• **OBJECTIVE**:
Extract the records in full, leaving every picture out.

• **INPUT ROWS**:
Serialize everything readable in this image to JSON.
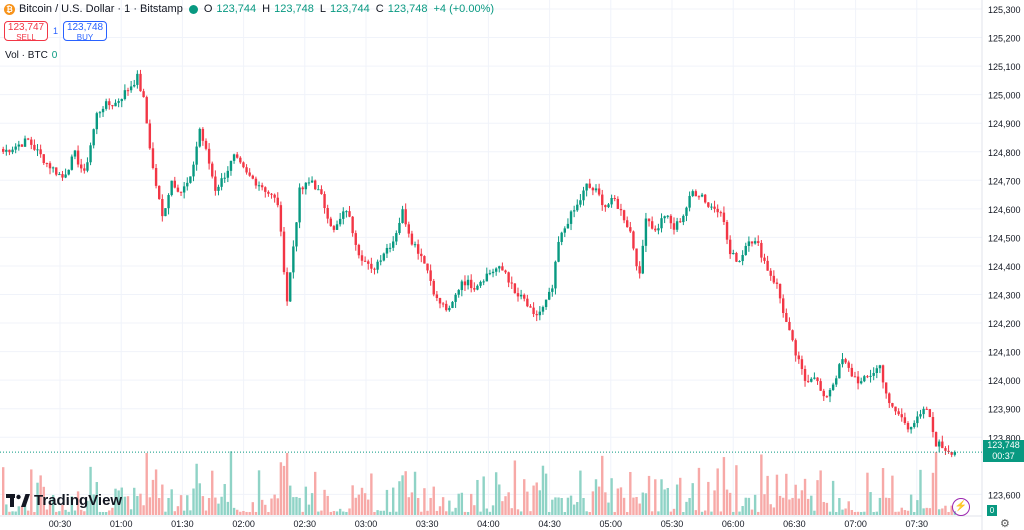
{
  "header": {
    "coin_glyph": "₿",
    "symbol": "Bitcoin / U.S. Dollar · 1 · Bitstamp",
    "ohlc": [
      {
        "label": "O",
        "value": "123,744"
      },
      {
        "label": "H",
        "value": "123,748"
      },
      {
        "label": "L",
        "value": "123,744"
      },
      {
        "label": "C",
        "value": "123,748"
      }
    ],
    "change": "+4 (+0.00%)"
  },
  "trade": {
    "sell_price": "123,747",
    "sell_label": "SELL",
    "spread": "1",
    "buy_price": "123,748",
    "buy_label": "BUY"
  },
  "volume_legend": {
    "label": "Vol · BTC",
    "value": "0"
  },
  "branding": {
    "name": "TradingView"
  },
  "price_tag": {
    "price": "123,748",
    "countdown": "00:37"
  },
  "volume_tag": "0",
  "colors": {
    "up": "#089981",
    "down": "#f23645",
    "up_vol": "#8fd3c6",
    "down_vol": "#f7a9a7",
    "grid": "#f0f3fa"
  },
  "chart_data": {
    "type": "candlestick",
    "y_tick_labels": [
      "125,300",
      "125,200",
      "125,100",
      "125,000",
      "124,900",
      "124,800",
      "124,700",
      "124,600",
      "124,500",
      "124,400",
      "124,300",
      "124,200",
      "124,100",
      "124,000",
      "123,900",
      "123,800",
      "123,600"
    ],
    "x_tick_labels": [
      "00:30",
      "01:00",
      "01:30",
      "02:00",
      "02:30",
      "03:00",
      "03:30",
      "04:00",
      "04:30",
      "05:00",
      "05:30",
      "06:00",
      "06:30",
      "07:00",
      "07:30"
    ],
    "ylim": [
      123560,
      125310
    ],
    "last_price": 123748,
    "anchors": [
      [
        0,
        124800
      ],
      [
        8,
        124840
      ],
      [
        14,
        124760
      ],
      [
        19,
        124710
      ],
      [
        23,
        124790
      ],
      [
        26,
        124720
      ],
      [
        30,
        124930
      ],
      [
        32,
        124960
      ],
      [
        36,
        124970
      ],
      [
        40,
        125020
      ],
      [
        43,
        125060
      ],
      [
        45,
        124980
      ],
      [
        48,
        124740
      ],
      [
        51,
        124570
      ],
      [
        54,
        124700
      ],
      [
        57,
        124660
      ],
      [
        60,
        124700
      ],
      [
        63,
        124880
      ],
      [
        66,
        124760
      ],
      [
        68,
        124670
      ],
      [
        70,
        124700
      ],
      [
        74,
        124780
      ],
      [
        78,
        124720
      ],
      [
        83,
        124680
      ],
      [
        88,
        124620
      ],
      [
        91,
        124280
      ],
      [
        95,
        124660
      ],
      [
        99,
        124700
      ],
      [
        102,
        124640
      ],
      [
        106,
        124520
      ],
      [
        110,
        124600
      ],
      [
        114,
        124450
      ],
      [
        118,
        124380
      ],
      [
        122,
        124450
      ],
      [
        125,
        124490
      ],
      [
        128,
        124590
      ],
      [
        131,
        124490
      ],
      [
        135,
        124420
      ],
      [
        139,
        124280
      ],
      [
        143,
        124240
      ],
      [
        147,
        124350
      ],
      [
        151,
        124330
      ],
      [
        155,
        124370
      ],
      [
        158,
        124390
      ],
      [
        161,
        124380
      ],
      [
        164,
        124300
      ],
      [
        167,
        124280
      ],
      [
        170,
        124220
      ],
      [
        173,
        124250
      ],
      [
        176,
        124320
      ],
      [
        178,
        124480
      ],
      [
        181,
        124560
      ],
      [
        184,
        124610
      ],
      [
        187,
        124680
      ],
      [
        190,
        124660
      ],
      [
        193,
        124610
      ],
      [
        196,
        124630
      ],
      [
        199,
        124570
      ],
      [
        201,
        124520
      ],
      [
        204,
        124360
      ],
      [
        206,
        124580
      ],
      [
        209,
        124520
      ],
      [
        212,
        124580
      ],
      [
        215,
        124530
      ],
      [
        218,
        124580
      ],
      [
        221,
        124660
      ],
      [
        224,
        124650
      ],
      [
        226,
        124610
      ],
      [
        230,
        124600
      ],
      [
        233,
        124440
      ],
      [
        236,
        124420
      ],
      [
        239,
        124500
      ],
      [
        242,
        124470
      ],
      [
        245,
        124390
      ],
      [
        248,
        124330
      ],
      [
        251,
        124200
      ],
      [
        254,
        124090
      ],
      [
        257,
        124000
      ],
      [
        260,
        124020
      ],
      [
        263,
        123930
      ],
      [
        266,
        123990
      ],
      [
        269,
        124070
      ],
      [
        272,
        124020
      ],
      [
        275,
        123990
      ],
      [
        278,
        124020
      ],
      [
        281,
        124050
      ],
      [
        284,
        123910
      ],
      [
        287,
        123880
      ],
      [
        290,
        123840
      ],
      [
        293,
        123860
      ],
      [
        296,
        123900
      ],
      [
        299,
        123780
      ],
      [
        302,
        123760
      ],
      [
        305,
        123748
      ]
    ]
  }
}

• **COMPLETE ANSWER**:
Serialize everything readable in this image to JSON.
{
  "header": {
    "coin_glyph": "₿",
    "symbol": "Bitcoin / U.S. Dollar · 1 · Bitstamp",
    "ohlc": [
      {
        "label": "O",
        "value": "123,744"
      },
      {
        "label": "H",
        "value": "123,748"
      },
      {
        "label": "L",
        "value": "123,744"
      },
      {
        "label": "C",
        "value": "123,748"
      }
    ],
    "change": "+4 (+0.00%)"
  },
  "trade": {
    "sell_price": "123,747",
    "sell_label": "SELL",
    "spread": "1",
    "buy_price": "123,748",
    "buy_label": "BUY"
  },
  "volume_legend": {
    "label": "Vol · BTC",
    "value": "0"
  },
  "branding": {
    "name": "TradingView"
  },
  "price_tag": {
    "price": "123,748",
    "countdown": "00:37"
  },
  "volume_tag": "0",
  "colors": {
    "up": "#089981",
    "down": "#f23645",
    "up_vol": "#8fd3c6",
    "down_vol": "#f7a9a7",
    "grid": "#f0f3fa"
  },
  "chart_data": {
    "type": "candlestick",
    "y_tick_labels": [
      "125,300",
      "125,200",
      "125,100",
      "125,000",
      "124,900",
      "124,800",
      "124,700",
      "124,600",
      "124,500",
      "124,400",
      "124,300",
      "124,200",
      "124,100",
      "124,000",
      "123,900",
      "123,800",
      "123,600"
    ],
    "x_tick_labels": [
      "00:30",
      "01:00",
      "01:30",
      "02:00",
      "02:30",
      "03:00",
      "03:30",
      "04:00",
      "04:30",
      "05:00",
      "05:30",
      "06:00",
      "06:30",
      "07:00",
      "07:30"
    ],
    "ylim": [
      123560,
      125310
    ],
    "last_price": 123748,
    "anchors": [
      [
        0,
        124800
      ],
      [
        8,
        124840
      ],
      [
        14,
        124760
      ],
      [
        19,
        124710
      ],
      [
        23,
        124790
      ],
      [
        26,
        124720
      ],
      [
        30,
        124930
      ],
      [
        32,
        124960
      ],
      [
        36,
        124970
      ],
      [
        40,
        125020
      ],
      [
        43,
        125060
      ],
      [
        45,
        124980
      ],
      [
        48,
        124740
      ],
      [
        51,
        124570
      ],
      [
        54,
        124700
      ],
      [
        57,
        124660
      ],
      [
        60,
        124700
      ],
      [
        63,
        124880
      ],
      [
        66,
        124760
      ],
      [
        68,
        124670
      ],
      [
        70,
        124700
      ],
      [
        74,
        124780
      ],
      [
        78,
        124720
      ],
      [
        83,
        124680
      ],
      [
        88,
        124620
      ],
      [
        91,
        124280
      ],
      [
        95,
        124660
      ],
      [
        99,
        124700
      ],
      [
        102,
        124640
      ],
      [
        106,
        124520
      ],
      [
        110,
        124600
      ],
      [
        114,
        124450
      ],
      [
        118,
        124380
      ],
      [
        122,
        124450
      ],
      [
        125,
        124490
      ],
      [
        128,
        124590
      ],
      [
        131,
        124490
      ],
      [
        135,
        124420
      ],
      [
        139,
        124280
      ],
      [
        143,
        124240
      ],
      [
        147,
        124350
      ],
      [
        151,
        124330
      ],
      [
        155,
        124370
      ],
      [
        158,
        124390
      ],
      [
        161,
        124380
      ],
      [
        164,
        124300
      ],
      [
        167,
        124280
      ],
      [
        170,
        124220
      ],
      [
        173,
        124250
      ],
      [
        176,
        124320
      ],
      [
        178,
        124480
      ],
      [
        181,
        124560
      ],
      [
        184,
        124610
      ],
      [
        187,
        124680
      ],
      [
        190,
        124660
      ],
      [
        193,
        124610
      ],
      [
        196,
        124630
      ],
      [
        199,
        124570
      ],
      [
        201,
        124520
      ],
      [
        204,
        124360
      ],
      [
        206,
        124580
      ],
      [
        209,
        124520
      ],
      [
        212,
        124580
      ],
      [
        215,
        124530
      ],
      [
        218,
        124580
      ],
      [
        221,
        124660
      ],
      [
        224,
        124650
      ],
      [
        226,
        124610
      ],
      [
        230,
        124600
      ],
      [
        233,
        124440
      ],
      [
        236,
        124420
      ],
      [
        239,
        124500
      ],
      [
        242,
        124470
      ],
      [
        245,
        124390
      ],
      [
        248,
        124330
      ],
      [
        251,
        124200
      ],
      [
        254,
        124090
      ],
      [
        257,
        124000
      ],
      [
        260,
        124020
      ],
      [
        263,
        123930
      ],
      [
        266,
        123990
      ],
      [
        269,
        124070
      ],
      [
        272,
        124020
      ],
      [
        275,
        123990
      ],
      [
        278,
        124020
      ],
      [
        281,
        124050
      ],
      [
        284,
        123910
      ],
      [
        287,
        123880
      ],
      [
        290,
        123840
      ],
      [
        293,
        123860
      ],
      [
        296,
        123900
      ],
      [
        299,
        123780
      ],
      [
        302,
        123760
      ],
      [
        305,
        123748
      ]
    ]
  }
}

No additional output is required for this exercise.